[What is expected]
Exactly repeat the full listing that follows.

Stored data entries:
——
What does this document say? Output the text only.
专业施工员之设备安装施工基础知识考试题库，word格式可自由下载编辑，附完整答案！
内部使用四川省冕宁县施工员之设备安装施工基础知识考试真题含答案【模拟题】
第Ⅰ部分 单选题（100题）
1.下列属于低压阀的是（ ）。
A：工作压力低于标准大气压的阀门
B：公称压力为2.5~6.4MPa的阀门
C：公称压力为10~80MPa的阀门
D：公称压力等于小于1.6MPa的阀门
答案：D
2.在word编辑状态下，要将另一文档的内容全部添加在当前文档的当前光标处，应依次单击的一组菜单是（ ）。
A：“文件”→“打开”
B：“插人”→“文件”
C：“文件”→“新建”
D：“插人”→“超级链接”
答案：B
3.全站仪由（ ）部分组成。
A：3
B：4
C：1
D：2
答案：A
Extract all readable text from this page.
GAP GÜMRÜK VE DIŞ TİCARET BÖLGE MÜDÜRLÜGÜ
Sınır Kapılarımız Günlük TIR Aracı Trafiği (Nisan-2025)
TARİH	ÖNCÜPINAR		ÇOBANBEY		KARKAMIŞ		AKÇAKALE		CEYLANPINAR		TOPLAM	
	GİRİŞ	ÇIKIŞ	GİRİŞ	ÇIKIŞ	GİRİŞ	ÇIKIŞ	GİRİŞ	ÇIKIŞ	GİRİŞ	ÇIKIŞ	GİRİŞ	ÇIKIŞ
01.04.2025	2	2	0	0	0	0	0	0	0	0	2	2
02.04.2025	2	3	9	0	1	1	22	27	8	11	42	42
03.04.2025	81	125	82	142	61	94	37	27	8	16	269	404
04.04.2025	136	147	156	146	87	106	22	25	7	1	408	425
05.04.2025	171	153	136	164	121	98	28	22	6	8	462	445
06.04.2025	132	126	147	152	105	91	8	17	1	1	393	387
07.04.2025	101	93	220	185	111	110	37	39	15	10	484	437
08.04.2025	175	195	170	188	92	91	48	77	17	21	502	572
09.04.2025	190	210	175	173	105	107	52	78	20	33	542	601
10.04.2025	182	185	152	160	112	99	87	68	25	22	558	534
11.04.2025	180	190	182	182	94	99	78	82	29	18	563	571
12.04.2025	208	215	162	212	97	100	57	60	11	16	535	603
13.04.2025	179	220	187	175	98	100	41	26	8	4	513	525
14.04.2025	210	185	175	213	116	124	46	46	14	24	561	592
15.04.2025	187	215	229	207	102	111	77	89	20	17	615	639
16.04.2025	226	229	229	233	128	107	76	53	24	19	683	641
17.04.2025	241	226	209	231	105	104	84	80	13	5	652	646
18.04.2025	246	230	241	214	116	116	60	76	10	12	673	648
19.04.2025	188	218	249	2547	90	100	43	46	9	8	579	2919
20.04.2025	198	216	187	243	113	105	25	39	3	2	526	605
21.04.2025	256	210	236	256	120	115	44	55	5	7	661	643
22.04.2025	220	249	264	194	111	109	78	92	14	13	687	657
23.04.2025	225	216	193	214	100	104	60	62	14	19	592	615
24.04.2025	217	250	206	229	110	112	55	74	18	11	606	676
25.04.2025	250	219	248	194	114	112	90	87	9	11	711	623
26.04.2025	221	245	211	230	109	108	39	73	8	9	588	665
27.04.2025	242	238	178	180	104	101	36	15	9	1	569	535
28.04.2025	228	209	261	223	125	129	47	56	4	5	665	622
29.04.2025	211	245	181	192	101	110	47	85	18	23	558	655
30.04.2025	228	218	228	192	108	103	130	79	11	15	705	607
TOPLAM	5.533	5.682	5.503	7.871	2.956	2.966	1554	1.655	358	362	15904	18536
——
[Finished exercise]
What does this document say? Output the text only.
专业施工员之设备安装施工基础知识考试题库，word格式可自由下载编辑，附完整答案！
内部使用四川省冕宁县施工员之设备安装施工基础知识考试真题含答案【模拟题】
第Ⅰ部分 单选题（100题）
1.下列属于低压阀的是（ ）。
A：工作压力低于标准大气压的阀门
B：公称压力为2.5~6.4MPa的阀门
C：公称压力为10~80MPa的阀门
D：公称压力等于小于1.6MPa的阀门
答案：D
2.在word编辑状态下，要将另一文档的内容全部添加在当前文档的当前光标处，应依次单击的一组菜单是（ ）。
A：“文件”→“打开”
B：“插人”→“文件”
C：“文件”→“新建”
D：“插人”→“超级链接”
答案：B
3.全站仪由（ ）部分组成。
A：3
B：4
C：1
D：2
答案：A
Extract all readable text from this page.
GAP GÜMRÜK VE DIŞ TİCARET BÖLGE MÜDÜRLÜGÜ
Sınır Kapılarımız Günlük TIR Aracı Trafiği (Nisan-2025)
TARİH	ÖNCÜPINAR		ÇOBANBEY		KARKAMIŞ		AKÇAKALE		CEYLANPINAR		TOPLAM	
	GİRİŞ	ÇIKIŞ	GİRİŞ	ÇIKIŞ	GİRİŞ	ÇIKIŞ	GİRİŞ	ÇIKIŞ	GİRİŞ	ÇIKIŞ	GİRİŞ	ÇIKIŞ
01.04.2025	2	2	0	0	0	0	0	0	0	0	2	2
02.04.2025	2	3	9	0	1	1	22	27	8	11	42	42
03.04.2025	81	125	82	142	61	94	37	27	8	16	269	404
04.04.2025	136	147	156	146	87	106	22	25	7	1	408	425
05.04.2025	171	153	136	164	121	98	28	22	6	8	462	445
06.04.2025	132	126	147	152	105	91	8	17	1	1	393	387
07.04.2025	101	93	220	185	111	110	37	39	15	10	484	437
08.04.2025	175	195	170	188	92	91	48	77	17	21	502	572
09.04.2025	190	210	175	173	105	107	52	78	20	33	542	601
10.04.2025	182	185	152	160	112	99	87	68	25	22	558	534
11.04.2025	180	190	182	182	94	99	78	82	29	18	563	571
12.04.2025	208	215	162	212	97	100	57	60	11	16	535	603
13.04.2025	179	220	187	175	98	100	41	26	8	4	513	525
14.04.2025	210	185	175	213	116	124	46	46	14	24	561	592
15.04.2025	187	215	229	207	102	111	77	89	20	17	615	639
16.04.2025	226	229	229	233	128	107	76	53	24	19	683	641
17.04.2025	241	226	209	231	105	104	84	80	13	5	652	646
18.04.2025	246	230	241	214	116	116	60	76	10	12	673	648
19.04.2025	188	218	249	2547	90	100	43	46	9	8	579	2919
20.04.2025	198	216	187	243	113	105	25	39	3	2	526	605
21.04.2025	256	210	236	256	120	115	44	55	5	7	661	643
22.04.2025	220	249	264	194	111	109	78	92	14	13	687	657
23.04.2025	225	216	193	214	100	104	60	62	14	19	592	615
24.04.2025	217	250	206	229	110	112	55	74	18	11	606	676
25.04.2025	250	219	248	194	114	112	90	87	9	11	711	623
26.04.2025	221	245	211	230	109	108	39	73	8	9	588	665
27.04.2025	242	238	178	180	104	101	36	15	9	1	569	535
28.04.2025	228	209	261	223	125	129	47	56	4	5	665	622
29.04.2025	211	245	181	192	101	110	47	85	18	23	558	655
30.04.2025	228	218	228	192	108	103	130	79	11	15	705	607
TOPLAM	5.533	5.682	5.503	7.871	2.956	2.966	1554	1.655	358	362	15904	18536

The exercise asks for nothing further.